页面 —
——————
文件和上传¶

本文介绍如何使用 Unifiles API 上传、管理和下载文件（Layer 1 操作）。

支持的文件格式¶

Unifiles 支持以下文件格式：

类别	格式	MIME 类型
文档	PDF	`application/pdf`
	Word (.doc, .docx)	`application/msword`, `application/vnd.openxmlformats-officedocument.wordprocessingml.document`
	Excel (.xls, .xlsx)	`application/vnd.ms-excel`, `application/vnd.openxmlformats-officedocument.spreadsheetml.sheet`
	PowerPoint (.ppt, .pptx)	`application/vnd.ms-powerpoint`, `application/vnd.openxmlformats-officedocument.presentationml.presentation`
图片	JPEG, PNG, TIFF, BMP	`image/jpeg`, `image/png`, `image/tiff`, `image/bmp`
文本	TXT, Markdown, CSV	`text/plain`, `text/markdown`, `text/csv`

获取支持的格式列表¶

types = client.files.types()
——————
任务要求 — 把讲 Unifiles 文件上传的页面里，从“Unifiles 支持以下文件格式：”开始、到“types = client.files.types()”结束的那一段，一字不差地照抄下来。 后面的资料用不着。

数据集里的条目
——————
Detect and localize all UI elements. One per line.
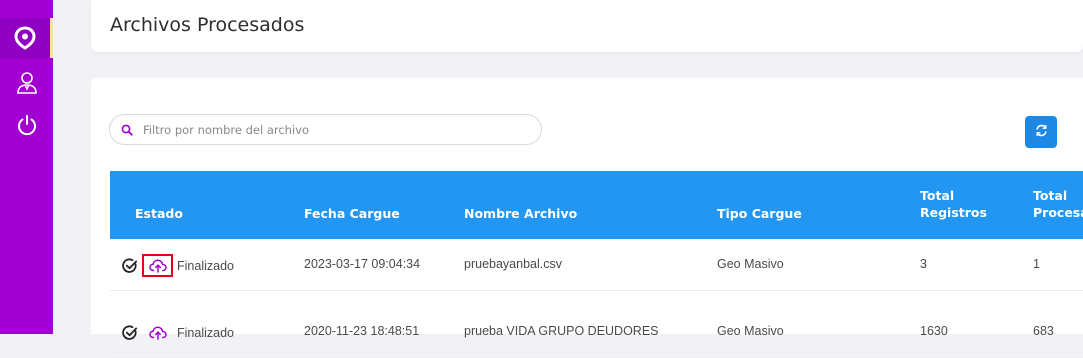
nombre-cell: prueba VIDA GRUPO DEUDORES (464, 324, 659, 338)
check-circle-icon (122, 325, 138, 341)
status-text: Finalizado (177, 258, 234, 273)
table-row: Finalizado 2020-11-23 18:48:51 prueba VI… (110, 306, 1083, 358)
refresh-button[interactable] (1025, 116, 1057, 148)
cloud-upload-icon[interactable] (142, 254, 173, 277)
cloud-upload-icon[interactable] (142, 321, 173, 344)
check-circle-icon (122, 258, 138, 274)
sidebar (0, 0, 53, 334)
column-header-tipo[interactable]: Tipo Cargue (717, 206, 802, 221)
total-registros-cell: 1630 (920, 324, 948, 338)
total-registros-cell: 3 (920, 257, 927, 271)
nombre-cell: pruebayanbal.csv (464, 257, 562, 271)
sidebar-item-logout[interactable] (0, 104, 53, 146)
column-header-total-registros-line1: Total (920, 188, 955, 203)
column-header-fecha[interactable]: Fecha Cargue (304, 206, 400, 221)
column-header-total-procesados[interactable]: Total Procesa (1033, 187, 1083, 221)
column-header-nombre[interactable]: Nombre Archivo (464, 206, 577, 221)
search-box (109, 114, 542, 145)
main-content: Estado Fecha Cargue Nombre Archivo Tipo … (91, 78, 1083, 358)
fecha-cell: 2020-11-23 18:48:51 (304, 324, 420, 338)
page-header: Archivos Procesados (91, 0, 1083, 52)
column-header-total-procesados-line2: Procesa (1033, 205, 1083, 220)
total-procesados-cell: 1 (1033, 257, 1040, 271)
user-icon (16, 71, 38, 95)
fecha-cell: 2023-03-17 09:04:34 (304, 257, 421, 271)
power-icon (16, 114, 38, 136)
status-cell: Finalizado (110, 321, 234, 344)
table-header: Estado Fecha Cargue Nombre Archivo Tipo … (110, 171, 1083, 239)
table-row: Finalizado 2023-03-17 09:04:34 pruebayan… (110, 239, 1083, 291)
column-header-total-procesados-line1: Total (1033, 188, 1068, 203)
refresh-icon (1035, 124, 1048, 140)
location-pin-icon (14, 26, 36, 50)
column-header-total-registros-line2: Registros (920, 205, 987, 220)
search-icon (121, 124, 133, 136)
column-header-total-registros[interactable]: Total Registros (920, 187, 987, 221)
column-header-estado[interactable]: Estado (135, 206, 183, 221)
tipo-cell: Geo Masivo (717, 257, 784, 271)
status-text: Finalizado (177, 325, 234, 340)
total-procesados-cell: 683 (1033, 324, 1054, 338)
sidebar-item-location[interactable] (0, 18, 53, 58)
status-cell: Finalizado (110, 254, 234, 277)
sidebar-item-user[interactable] (0, 62, 53, 104)
search-input[interactable] (143, 122, 523, 137)
page-title: Archivos Procesados (110, 14, 305, 36)
tipo-cell: Geo Masivo (717, 324, 784, 338)
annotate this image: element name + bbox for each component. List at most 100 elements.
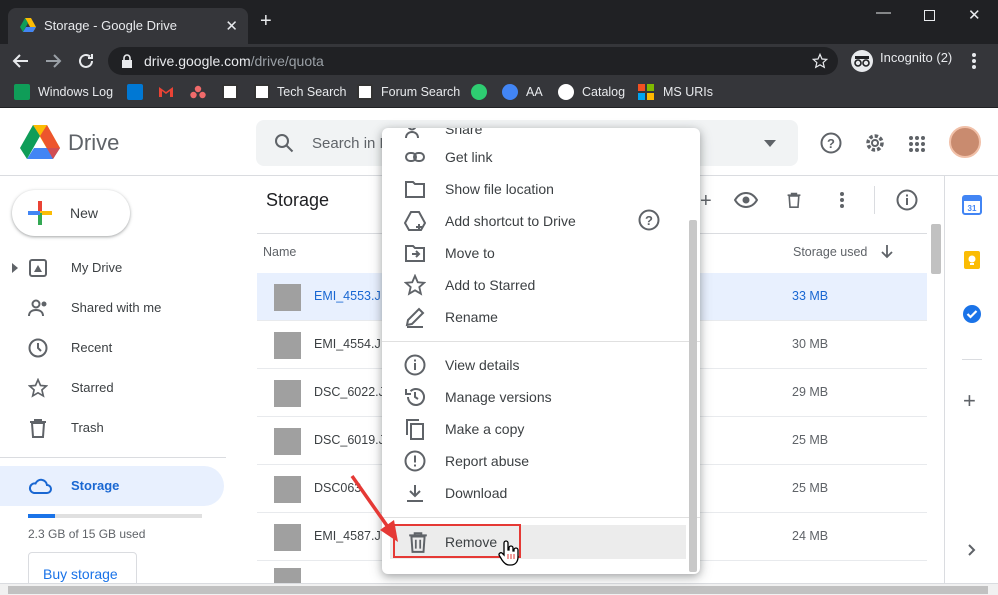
menu-item-label: Download bbox=[445, 485, 508, 501]
plus-icon bbox=[28, 201, 52, 225]
file-size: 25 MB bbox=[792, 433, 829, 447]
forward-icon[interactable] bbox=[44, 52, 62, 70]
sidebar-item-storage[interactable]: Storage bbox=[0, 466, 224, 506]
settings-gear-icon[interactable] bbox=[864, 132, 886, 154]
bookmark-catalog[interactable]: Catalog bbox=[582, 85, 625, 99]
avatar[interactable] bbox=[949, 126, 981, 158]
add-addon-icon[interactable]: + bbox=[963, 390, 976, 412]
cloud-icon bbox=[28, 478, 52, 494]
move-to-icon bbox=[405, 245, 425, 262]
horizontal-scrollbar[interactable] bbox=[0, 583, 998, 595]
column-header-name[interactable]: Name bbox=[263, 245, 296, 259]
incognito-icon[interactable] bbox=[850, 49, 874, 73]
apps-grid-icon[interactable] bbox=[908, 135, 926, 153]
menu-item-make-a-copy[interactable]: Make a copy bbox=[382, 413, 700, 445]
file-size: 29 MB bbox=[792, 385, 829, 399]
expand-arrow-icon[interactable] bbox=[12, 263, 18, 273]
bookmark-tech-search[interactable]: Tech Search bbox=[277, 85, 346, 99]
people-icon bbox=[28, 299, 47, 317]
menu-item-add-to-starred[interactable]: Add to Starred bbox=[382, 269, 700, 301]
sidebar-item-starred[interactable]: Starred bbox=[0, 370, 226, 406]
window-close-icon[interactable]: ✕ bbox=[968, 6, 981, 24]
eye-icon bbox=[502, 84, 518, 100]
menu-item-label: Manage versions bbox=[445, 389, 552, 405]
bookmark-ms-uris[interactable]: MS URIs bbox=[663, 85, 713, 99]
keep-icon[interactable] bbox=[962, 250, 982, 270]
menu-item-label: Add to Starred bbox=[445, 277, 536, 293]
sort-arrow-down-icon[interactable] bbox=[881, 245, 893, 259]
more-actions-icon[interactable] bbox=[840, 192, 844, 208]
info-icon[interactable] bbox=[896, 189, 918, 211]
chevron-right-icon[interactable] bbox=[968, 544, 976, 556]
trash-icon bbox=[30, 419, 46, 438]
address-bar[interactable]: drive.google.com/drive/quota bbox=[108, 47, 838, 75]
preview-eye-icon[interactable] bbox=[734, 192, 758, 208]
delete-icon[interactable] bbox=[786, 190, 802, 210]
menu-item-add-shortcut-to-drive[interactable]: Add shortcut to Drive ? bbox=[382, 205, 700, 237]
search-options-icon[interactable] bbox=[764, 140, 776, 147]
new-button[interactable]: New bbox=[12, 190, 130, 236]
menu-item-report-abuse[interactable]: Report abuse bbox=[382, 445, 700, 477]
sidebar-item-trash[interactable]: Trash bbox=[0, 410, 226, 446]
gmail-icon[interactable] bbox=[158, 86, 174, 98]
bookmark-windows-log[interactable]: Windows Log bbox=[38, 85, 113, 99]
lock-icon bbox=[122, 54, 132, 68]
storage-quota-fill bbox=[28, 514, 55, 518]
file-size: 30 MB bbox=[792, 337, 829, 351]
browser-tab-bar: Storage - Google Drive ✕ + — ✕ bbox=[0, 0, 998, 44]
help-icon[interactable]: ? bbox=[638, 209, 660, 231]
share-icon bbox=[405, 128, 419, 139]
t-icon[interactable] bbox=[222, 84, 238, 100]
outlook-icon[interactable] bbox=[127, 84, 143, 100]
reload-icon[interactable] bbox=[77, 52, 95, 70]
svg-text:?: ? bbox=[645, 213, 653, 228]
bookmark-star-icon[interactable] bbox=[812, 53, 828, 69]
tab-close-icon[interactable]: ✕ bbox=[225, 17, 238, 35]
sidebar-item-label: Storage bbox=[71, 478, 120, 493]
sidebar-item-shared-with-me[interactable]: Shared with me bbox=[0, 290, 226, 326]
bookmark-aa[interactable]: AA bbox=[526, 85, 543, 99]
add-shortcut-icon bbox=[404, 211, 426, 231]
browser-tab[interactable]: Storage - Google Drive ✕ bbox=[8, 8, 248, 44]
help-icon[interactable]: ? bbox=[820, 132, 842, 154]
sidebar-item-my-drive[interactable]: My Drive bbox=[0, 250, 226, 286]
minimize-icon[interactable]: — bbox=[876, 4, 891, 21]
vertical-scrollbar[interactable] bbox=[931, 224, 941, 274]
file-thumbnail bbox=[274, 380, 301, 407]
tasks-icon[interactable] bbox=[962, 304, 982, 324]
menu-item-get-link[interactable]: Get link bbox=[382, 141, 700, 173]
horizontal-scroll-thumb[interactable] bbox=[8, 586, 988, 594]
app-title[interactable]: Drive bbox=[68, 130, 119, 156]
search-icon[interactable] bbox=[274, 133, 294, 153]
sidebar-item-recent[interactable]: Recent bbox=[0, 330, 226, 366]
menu-item-download[interactable]: Download bbox=[382, 477, 700, 509]
menu-item-manage-versions[interactable]: Manage versions bbox=[382, 381, 700, 413]
column-header-storage-used[interactable]: Storage used bbox=[793, 245, 867, 259]
calendar-icon[interactable]: 31 bbox=[962, 195, 982, 215]
bookmark-forum-search[interactable]: Forum Search bbox=[381, 85, 460, 99]
menu-item-rename[interactable]: Rename bbox=[382, 301, 700, 333]
add-people-icon[interactable]: + bbox=[700, 190, 712, 213]
clock-icon bbox=[28, 338, 48, 358]
menu-scrollbar[interactable] bbox=[689, 220, 697, 572]
new-tab-button[interactable]: + bbox=[260, 11, 272, 31]
maximize-icon[interactable] bbox=[924, 10, 935, 21]
menu-item-move-to[interactable]: Move to bbox=[382, 237, 700, 269]
browser-menu-icon[interactable] bbox=[972, 53, 976, 69]
info-icon bbox=[404, 354, 426, 376]
menu-item-label: Share bbox=[445, 128, 483, 137]
toolbar-divider bbox=[874, 186, 875, 214]
menu-item-view-details[interactable]: View details bbox=[382, 349, 700, 381]
history-icon bbox=[405, 388, 425, 406]
star-icon bbox=[28, 378, 48, 398]
file-name: DSC_6019.J bbox=[314, 433, 385, 447]
back-icon[interactable] bbox=[12, 52, 30, 70]
drive-logo-icon[interactable] bbox=[20, 125, 60, 159]
asana-icon[interactable] bbox=[190, 85, 206, 99]
menu-item-show-file-location[interactable]: Show file location bbox=[382, 173, 700, 205]
feedly-icon[interactable] bbox=[471, 84, 487, 100]
copy-icon bbox=[406, 419, 424, 440]
link-icon bbox=[405, 152, 425, 162]
profile-label[interactable]: Incognito (2) bbox=[880, 50, 952, 65]
buy-storage-label: Buy storage bbox=[43, 566, 118, 582]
——————
问题解答 —
Unifiles 支持以下文件格式：

类别	格式	MIME 类型
文档	PDF	`application/pdf`
	Word (.doc, .docx)	`application/msword`, `application/vnd.openxmlformats-officedocument.wordprocessingml.document`
	Excel (.xls, .xlsx)	`application/vnd.ms-excel`, `application/vnd.openxmlformats-officedocument.spreadsheetml.sheet`
	PowerPoint (.ppt, .pptx)	`application/vnd.ms-powerpoint`, `application/vnd.openxmlformats-officedocument.presentationml.presentation`
图片	JPEG, PNG, TIFF, BMP	`image/jpeg`, `image/png`, `image/tiff`, `image/bmp`
文本	TXT, Markdown, CSV	`text/plain`, `text/markdown`, `text/csv`

获取支持的格式列表¶

types = client.files.types()